Recorded information -
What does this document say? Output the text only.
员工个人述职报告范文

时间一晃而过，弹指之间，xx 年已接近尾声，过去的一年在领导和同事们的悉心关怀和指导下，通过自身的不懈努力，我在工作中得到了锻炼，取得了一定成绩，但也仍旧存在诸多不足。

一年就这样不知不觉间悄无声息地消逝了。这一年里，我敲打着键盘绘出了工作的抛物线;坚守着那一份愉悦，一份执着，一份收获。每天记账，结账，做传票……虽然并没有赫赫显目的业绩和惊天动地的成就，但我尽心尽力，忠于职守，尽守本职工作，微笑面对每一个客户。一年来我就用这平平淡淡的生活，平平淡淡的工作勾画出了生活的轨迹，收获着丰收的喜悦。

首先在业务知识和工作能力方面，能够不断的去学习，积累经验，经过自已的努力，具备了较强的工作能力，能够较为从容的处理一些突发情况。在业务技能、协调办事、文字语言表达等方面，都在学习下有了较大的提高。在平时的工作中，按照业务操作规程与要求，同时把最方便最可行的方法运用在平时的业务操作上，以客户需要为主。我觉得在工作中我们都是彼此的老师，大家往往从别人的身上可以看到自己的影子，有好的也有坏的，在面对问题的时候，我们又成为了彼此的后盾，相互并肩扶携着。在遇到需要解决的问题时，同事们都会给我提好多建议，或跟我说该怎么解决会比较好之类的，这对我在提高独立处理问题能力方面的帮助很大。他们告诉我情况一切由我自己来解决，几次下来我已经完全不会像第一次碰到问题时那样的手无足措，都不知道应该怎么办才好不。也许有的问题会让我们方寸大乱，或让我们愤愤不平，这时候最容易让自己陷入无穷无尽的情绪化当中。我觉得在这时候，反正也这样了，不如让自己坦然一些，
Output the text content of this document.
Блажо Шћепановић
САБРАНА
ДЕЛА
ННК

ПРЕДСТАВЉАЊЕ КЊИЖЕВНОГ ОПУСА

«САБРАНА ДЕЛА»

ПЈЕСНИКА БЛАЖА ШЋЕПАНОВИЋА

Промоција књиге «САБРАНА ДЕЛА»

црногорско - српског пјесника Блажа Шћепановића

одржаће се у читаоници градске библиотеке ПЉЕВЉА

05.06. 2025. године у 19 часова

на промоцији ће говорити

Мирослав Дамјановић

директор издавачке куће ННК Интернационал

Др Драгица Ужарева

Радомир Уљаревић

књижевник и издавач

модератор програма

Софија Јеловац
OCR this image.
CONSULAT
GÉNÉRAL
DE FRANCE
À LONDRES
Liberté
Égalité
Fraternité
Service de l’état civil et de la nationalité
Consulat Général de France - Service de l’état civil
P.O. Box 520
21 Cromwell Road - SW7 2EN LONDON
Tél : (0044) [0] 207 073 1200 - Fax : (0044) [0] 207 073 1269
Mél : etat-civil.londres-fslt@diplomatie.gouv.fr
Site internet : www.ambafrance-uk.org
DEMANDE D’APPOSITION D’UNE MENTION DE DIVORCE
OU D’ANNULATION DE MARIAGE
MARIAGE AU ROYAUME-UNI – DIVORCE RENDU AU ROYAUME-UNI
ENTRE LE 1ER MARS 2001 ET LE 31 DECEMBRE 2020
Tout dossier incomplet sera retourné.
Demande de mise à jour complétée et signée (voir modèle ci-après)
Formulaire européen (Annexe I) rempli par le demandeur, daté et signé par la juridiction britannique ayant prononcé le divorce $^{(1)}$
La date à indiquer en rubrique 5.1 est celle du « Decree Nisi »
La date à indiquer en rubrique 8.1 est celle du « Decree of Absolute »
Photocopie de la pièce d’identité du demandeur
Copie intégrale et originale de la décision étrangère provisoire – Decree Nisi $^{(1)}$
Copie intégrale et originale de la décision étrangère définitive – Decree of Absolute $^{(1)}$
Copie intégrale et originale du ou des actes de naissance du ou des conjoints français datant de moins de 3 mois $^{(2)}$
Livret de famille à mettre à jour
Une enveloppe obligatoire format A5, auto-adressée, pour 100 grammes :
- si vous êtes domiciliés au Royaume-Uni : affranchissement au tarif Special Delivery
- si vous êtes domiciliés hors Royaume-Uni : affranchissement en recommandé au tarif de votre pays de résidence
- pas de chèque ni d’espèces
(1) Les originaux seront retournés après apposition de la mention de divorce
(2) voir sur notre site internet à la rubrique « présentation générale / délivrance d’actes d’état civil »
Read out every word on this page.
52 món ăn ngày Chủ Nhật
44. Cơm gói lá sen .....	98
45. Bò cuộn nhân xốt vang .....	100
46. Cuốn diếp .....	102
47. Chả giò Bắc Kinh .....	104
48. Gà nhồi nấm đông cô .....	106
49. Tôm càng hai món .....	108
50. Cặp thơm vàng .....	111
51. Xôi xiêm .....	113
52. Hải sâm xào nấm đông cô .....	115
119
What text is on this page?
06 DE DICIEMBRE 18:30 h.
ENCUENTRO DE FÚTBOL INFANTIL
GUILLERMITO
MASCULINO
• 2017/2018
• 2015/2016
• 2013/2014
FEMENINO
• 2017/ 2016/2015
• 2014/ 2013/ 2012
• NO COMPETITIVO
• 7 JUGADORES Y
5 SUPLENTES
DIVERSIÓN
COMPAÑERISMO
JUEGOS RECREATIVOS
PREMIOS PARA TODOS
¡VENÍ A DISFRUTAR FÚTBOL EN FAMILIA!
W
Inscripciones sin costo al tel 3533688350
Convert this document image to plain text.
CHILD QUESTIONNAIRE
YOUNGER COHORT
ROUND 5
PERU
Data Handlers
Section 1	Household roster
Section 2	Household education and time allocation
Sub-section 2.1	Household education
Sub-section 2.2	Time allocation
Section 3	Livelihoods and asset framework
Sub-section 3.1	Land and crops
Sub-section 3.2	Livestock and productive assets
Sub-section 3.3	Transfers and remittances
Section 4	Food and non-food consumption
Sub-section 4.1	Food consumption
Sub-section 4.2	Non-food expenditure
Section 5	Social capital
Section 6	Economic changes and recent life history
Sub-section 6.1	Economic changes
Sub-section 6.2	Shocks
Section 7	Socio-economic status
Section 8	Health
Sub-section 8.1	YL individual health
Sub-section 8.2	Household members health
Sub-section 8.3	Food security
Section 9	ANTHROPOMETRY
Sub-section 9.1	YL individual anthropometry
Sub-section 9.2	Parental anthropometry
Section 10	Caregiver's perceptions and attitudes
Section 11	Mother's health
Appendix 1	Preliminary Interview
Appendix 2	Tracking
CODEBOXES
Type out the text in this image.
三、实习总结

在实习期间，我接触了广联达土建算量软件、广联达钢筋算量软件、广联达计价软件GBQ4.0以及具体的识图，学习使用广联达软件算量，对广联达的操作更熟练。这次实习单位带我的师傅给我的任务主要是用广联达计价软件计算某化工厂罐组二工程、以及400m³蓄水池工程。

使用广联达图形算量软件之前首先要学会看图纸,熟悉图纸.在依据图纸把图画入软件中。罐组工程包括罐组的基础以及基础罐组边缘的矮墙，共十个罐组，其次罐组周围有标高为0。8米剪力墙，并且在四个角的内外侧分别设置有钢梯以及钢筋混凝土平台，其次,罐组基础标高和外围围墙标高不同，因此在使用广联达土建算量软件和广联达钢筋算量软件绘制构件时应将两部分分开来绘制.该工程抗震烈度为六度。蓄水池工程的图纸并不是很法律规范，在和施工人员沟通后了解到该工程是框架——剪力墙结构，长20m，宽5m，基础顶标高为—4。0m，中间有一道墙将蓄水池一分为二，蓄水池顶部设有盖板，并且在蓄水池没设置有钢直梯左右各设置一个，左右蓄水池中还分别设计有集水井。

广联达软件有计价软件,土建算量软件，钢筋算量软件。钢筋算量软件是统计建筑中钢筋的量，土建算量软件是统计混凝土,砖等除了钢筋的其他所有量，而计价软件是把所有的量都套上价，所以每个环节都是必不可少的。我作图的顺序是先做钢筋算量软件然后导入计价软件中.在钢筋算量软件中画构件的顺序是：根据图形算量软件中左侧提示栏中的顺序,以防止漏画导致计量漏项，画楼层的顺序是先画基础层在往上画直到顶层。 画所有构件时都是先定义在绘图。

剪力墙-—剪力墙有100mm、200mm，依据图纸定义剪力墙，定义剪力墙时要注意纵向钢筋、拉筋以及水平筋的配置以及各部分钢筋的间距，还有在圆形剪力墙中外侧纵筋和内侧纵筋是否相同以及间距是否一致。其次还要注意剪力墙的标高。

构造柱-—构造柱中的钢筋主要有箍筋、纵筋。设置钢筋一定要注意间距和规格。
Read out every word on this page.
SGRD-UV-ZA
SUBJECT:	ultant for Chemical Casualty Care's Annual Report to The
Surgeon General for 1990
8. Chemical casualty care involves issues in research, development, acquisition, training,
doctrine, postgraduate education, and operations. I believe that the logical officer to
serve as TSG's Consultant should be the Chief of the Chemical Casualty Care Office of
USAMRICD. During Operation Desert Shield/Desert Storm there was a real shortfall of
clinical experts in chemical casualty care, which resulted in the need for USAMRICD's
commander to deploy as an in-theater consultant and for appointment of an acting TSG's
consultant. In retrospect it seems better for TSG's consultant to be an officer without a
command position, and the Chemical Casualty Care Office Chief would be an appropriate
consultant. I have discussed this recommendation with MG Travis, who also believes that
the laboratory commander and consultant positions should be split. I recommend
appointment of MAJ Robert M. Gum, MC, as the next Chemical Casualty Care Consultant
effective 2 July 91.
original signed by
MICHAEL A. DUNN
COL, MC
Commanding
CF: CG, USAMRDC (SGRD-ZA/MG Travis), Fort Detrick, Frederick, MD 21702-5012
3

Directions -
Find the lines that include the string "internet", then copy each of them.

Exercise response -
Site internet : www.ambafrance-uk.org
(2) voir sur notre site internet à la rubrique « présentation générale / délivrance d’actes d’état civil »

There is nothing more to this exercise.